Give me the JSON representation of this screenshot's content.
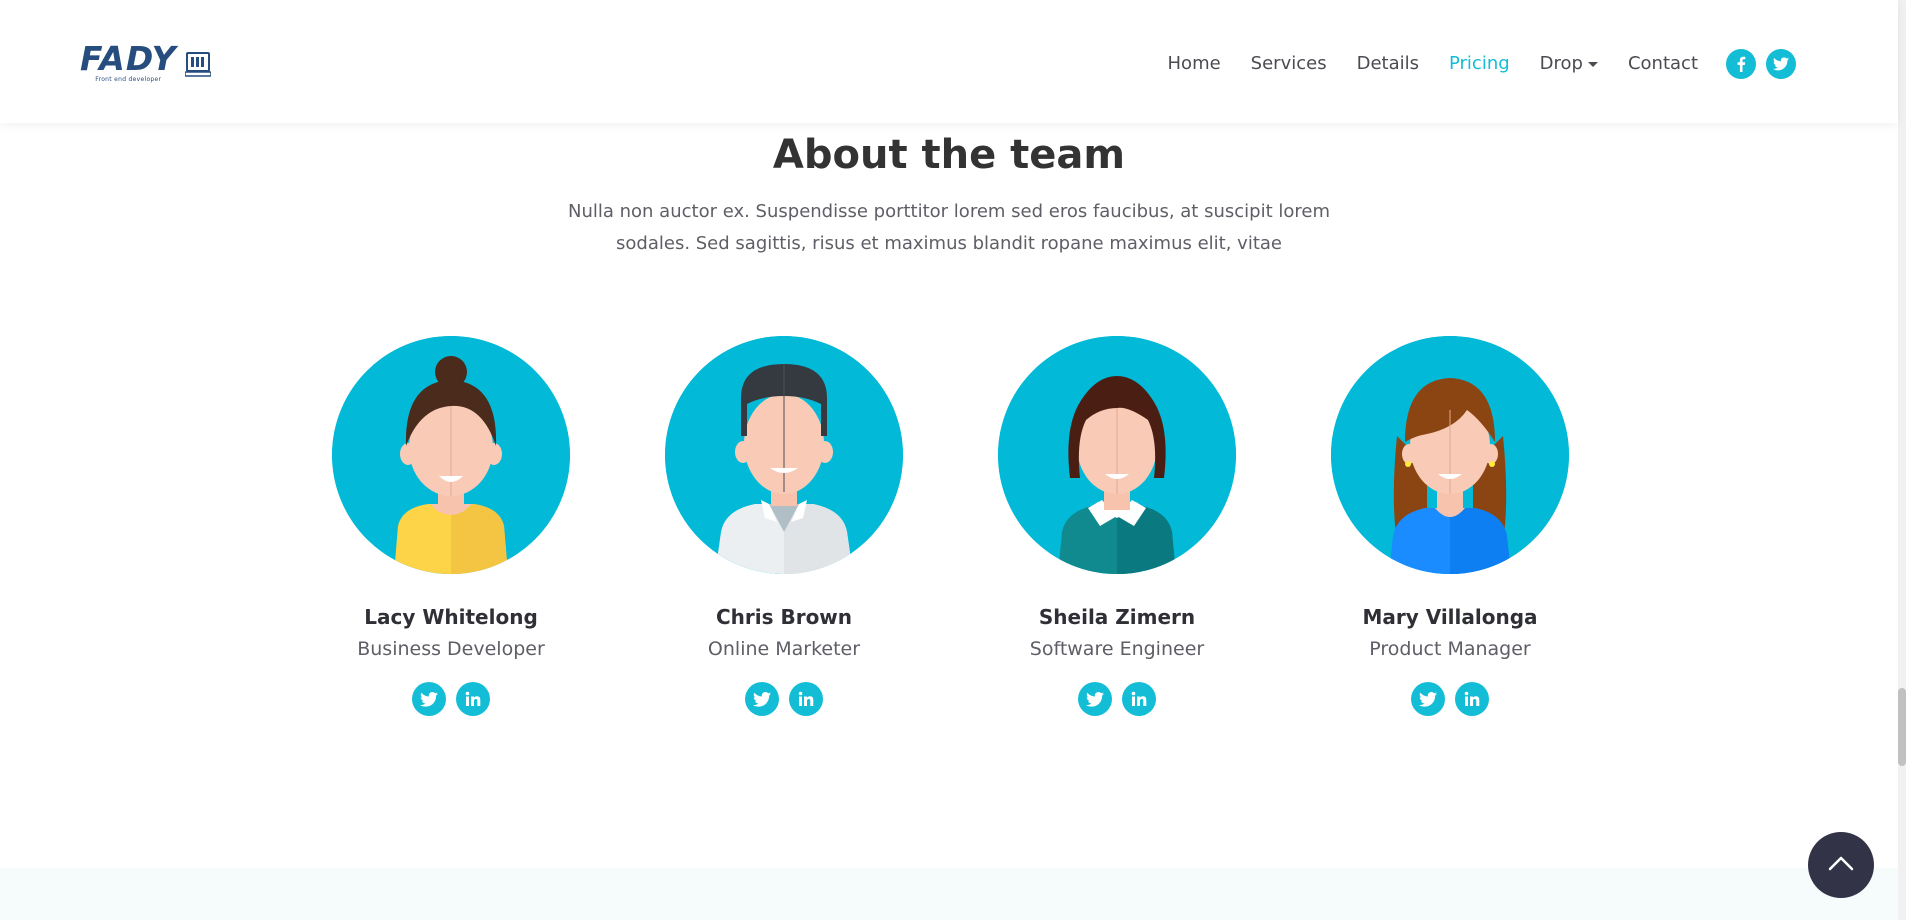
{
  "header": {
    "logo_text": "FADY",
    "logo_tagline": "Front end developer",
    "nav": [
      {
        "label": "Home"
      },
      {
        "label": "Services"
      },
      {
        "label": "Details"
      },
      {
        "label": "Pricing"
      },
      {
        "label": "Drop"
      },
      {
        "label": "Contact"
      }
    ],
    "active_nav": "Pricing",
    "social_icons": [
      "facebook-icon",
      "twitter-icon"
    ]
  },
  "section": {
    "title": "About the team",
    "subtitle_line1": "Nulla non auctor ex. Suspendisse porttitor lorem sed eros faucibus, at suscipit lorem",
    "subtitle_line2": "sodales. Sed sagittis, risus et maximus blandit ropane maximus elit, vitae"
  },
  "team": [
    {
      "name": "Lacy Whitelong",
      "role": "Business Developer",
      "social_icons": [
        "twitter-icon",
        "linkedin-icon"
      ]
    },
    {
      "name": "Chris Brown",
      "role": "Online Marketer",
      "social_icons": [
        "twitter-icon",
        "linkedin-icon"
      ]
    },
    {
      "name": "Sheila Zimern",
      "role": "Software Engineer",
      "social_icons": [
        "twitter-icon",
        "linkedin-icon"
      ]
    },
    {
      "name": "Mary Villalonga",
      "role": "Product Manager",
      "social_icons": [
        "twitter-icon",
        "linkedin-icon"
      ]
    }
  ],
  "colors": {
    "accent": "#14bdd6",
    "avatar_bg": "#02bad7",
    "heading": "#333333",
    "text": "#5e5e66",
    "back_to_top_bg": "#333347"
  },
  "back_to_top_icon": "chevron-up-icon"
}
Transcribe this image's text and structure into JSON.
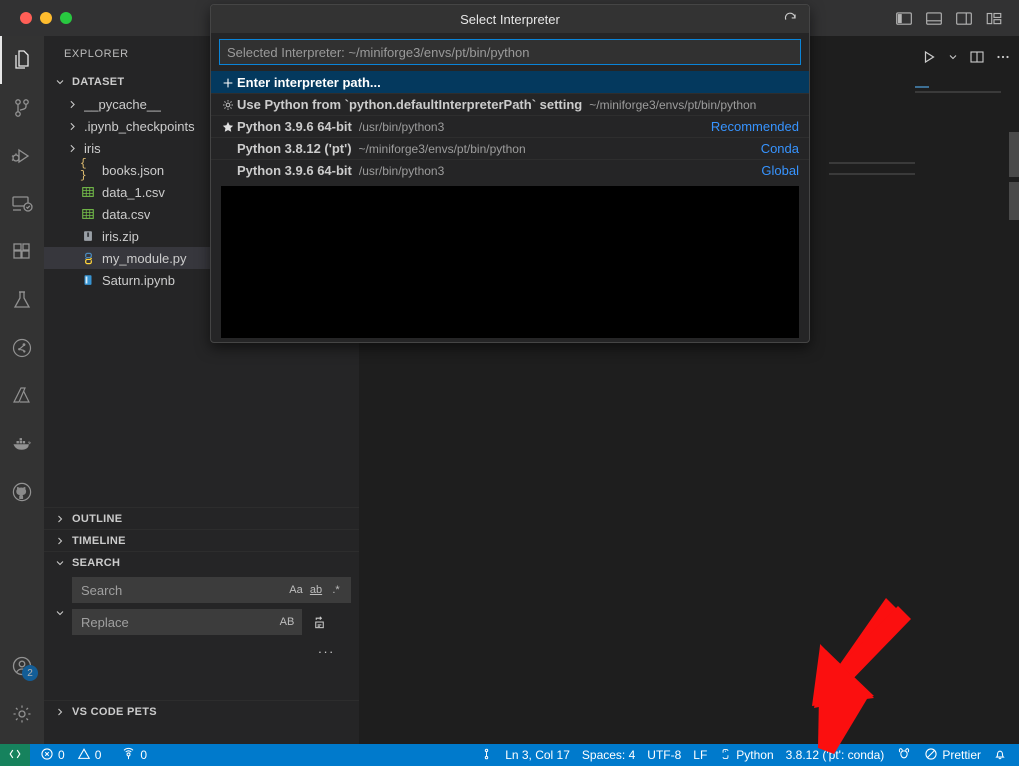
::::
- Task goal -
Extract from the data every line where "label" shows up.

- Result for this exercise -
        "label": "Home"
        "label": "Services"
        "label": "Details"
        "label": "Pricing"
        "label": "Drop"
        "label": "Contact"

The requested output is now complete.